# TASK REQUIREMENTS
Work through the following lines and count those that hold the word "thửa". Reply with that number only.
+++ DATA SHOWN +++
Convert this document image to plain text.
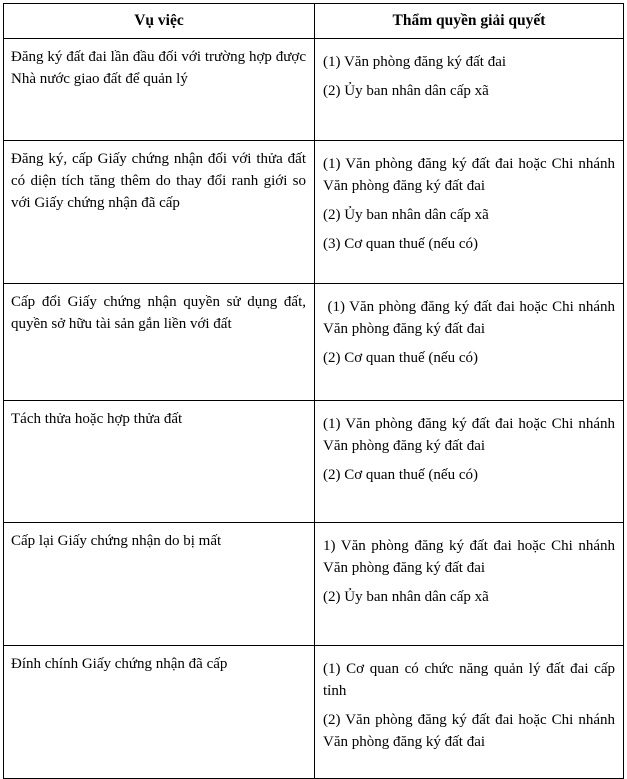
Vụ việc	Thẩm quyền giải quyết
Đăng ký đất đai lần đầu đối với trường hợp được Nhà nước giao đất để quản lý	(1) Văn phòng đăng ký đất đai

(2) Ủy ban nhân dân cấp xã

Đăng ký, cấp Giấy chứng nhận đối với thửa đất có diện tích tăng thêm do thay đổi ranh giới so với Giấy chứng nhận đã cấp	(1) Văn phòng đăng ký đất đai hoặc Chi nhánh Văn phòng đăng ký đất đai

(2) Ủy ban nhân dân cấp xã

(3) Cơ quan thuế (nếu có)

Cấp đổi Giấy chứng nhận quyền sử dụng đất, quyền sở hữu tài sản gắn liền với đất	(1) Văn phòng đăng ký đất đai hoặc Chi nhánh Văn phòng đăng ký đất đai

(2) Cơ quan thuế (nếu có)

Tách thửa hoặc hợp thửa đất	(1) Văn phòng đăng ký đất đai hoặc Chi nhánh Văn phòng đăng ký đất đai

(2) Cơ quan thuế (nếu có)

Cấp lại Giấy chứng nhận do bị mất	1) Văn phòng đăng ký đất đai hoặc Chi nhánh Văn phòng đăng ký đất đai

(2) Ủy ban nhân dân cấp xã

Đính chính Giấy chứng nhận đã cấp	(1) Cơ quan có chức năng quản lý đất đai cấp tỉnh

(2) Văn phòng đăng ký đất đai hoặc Chi nhánh Văn phòng đăng ký đất đai
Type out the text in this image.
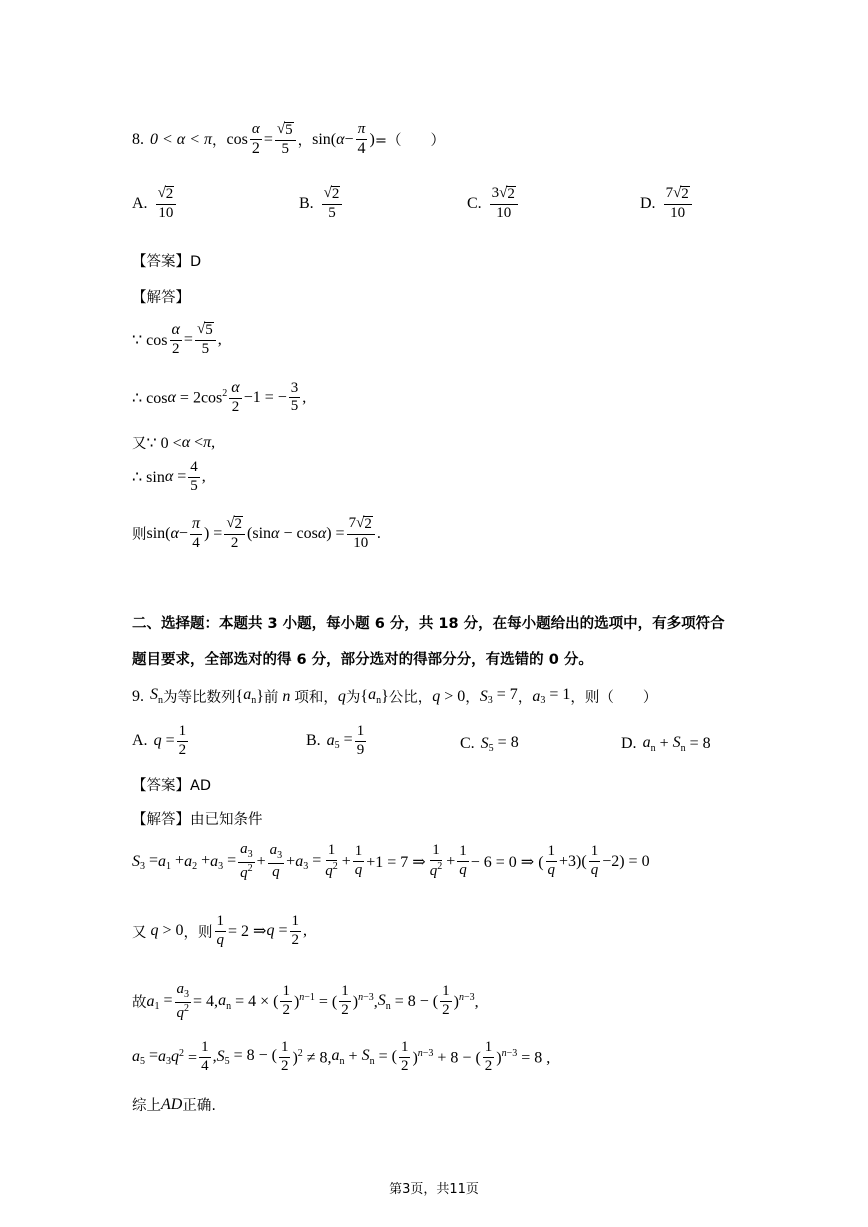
8. 0 < α < π ， $\cos \frac{\alpha}{2} = \frac{√ 5}{5}$ ， sin( $\alpha - \frac{\pi}{4}$ ) =（　　）
A. $\frac{√ 2}{10}$	B. $\frac{√ 2}{5}$	C. $\frac{3 √ 2}{10}$	D. $\frac{7 √ 2}{10}$
【答案】D
【解答】
∵ $\cos \frac{\alpha}{2} = \frac{√ 5}{5}$ ,
∴ $\cos \alpha = 2\cos^2 \frac{\alpha}{2} -1$ = − $\frac{3}{5}$ ,
又 ∵ 0 < α < π ,
∴ $\sin \alpha = \frac{4}{5}$ ,
则 sin( $\alpha - \frac{\pi}{4}$ ) = $\frac{√ 2}{2} (\sin$ α − cos α ) = $\frac{7 √ 2}{10}$ .
二、选择题：本题共 3 小题，每小题 6 分，共 18 分，在每小题给出的选项中，有多项符合
题目要求，全部选对的得 6 分，部分选对的得部分分，有选错的 0 分。
9. $S_n$ 为等比数列 { $a_n$ } 前 n 项和， q 为 { $a_n$ } 公比， q > 0 ， S $_3$ = 7 ， a $_3$ = 1 ，则（　　）
A. $q = \frac{1}{2}$	B. a $_5 = \frac{1}{9}$	C. S $_5$ = 8	D. $a_n + S_n = 8$
【答案】AD
【解答】由已知条件
S $_3$ = a $_1$ + a $_2$ + a $_3 = \frac{a_3}{q^2} + \frac{a_3}{q} + a$ $_3 = \frac{1}{q^2} + \frac{1}{q} +1 = 7$ ⇒ $\frac{1}{q^2} + \frac{1}{q} - 6 = 0$ ⇒ ( $\frac{1}{q} +3)( \frac{1}{q} -2) = 0$
又 q > 0 ，则 $\frac{1}{q} = 2$ ⇒ $q = \frac{1}{2}$ ,
故 a $_1 = \frac{a_3}{q^2} = 4$, $a_n = 4$ × ( $\frac{1}{2} )^{n-1}$ = ( $\frac{1}{2} )^{n-3}$, $S_n = 8$ − ( $\frac{1}{2} )^{n-3}$,
a $_5$ = a $_3$ q $^2 = \frac{1}{4}$ , S $_5$ = 8 − ( $\frac{1}{2} )^2 \ne 8$, $a_n + S_n$ = ( $\frac{1}{2} )^{n-3} + 8$ − ( $\frac{1}{2} )^{n-3} = 8$ ,
综上 AD 正确.
第3页，共11页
+++
# WRITTEN REPLY
2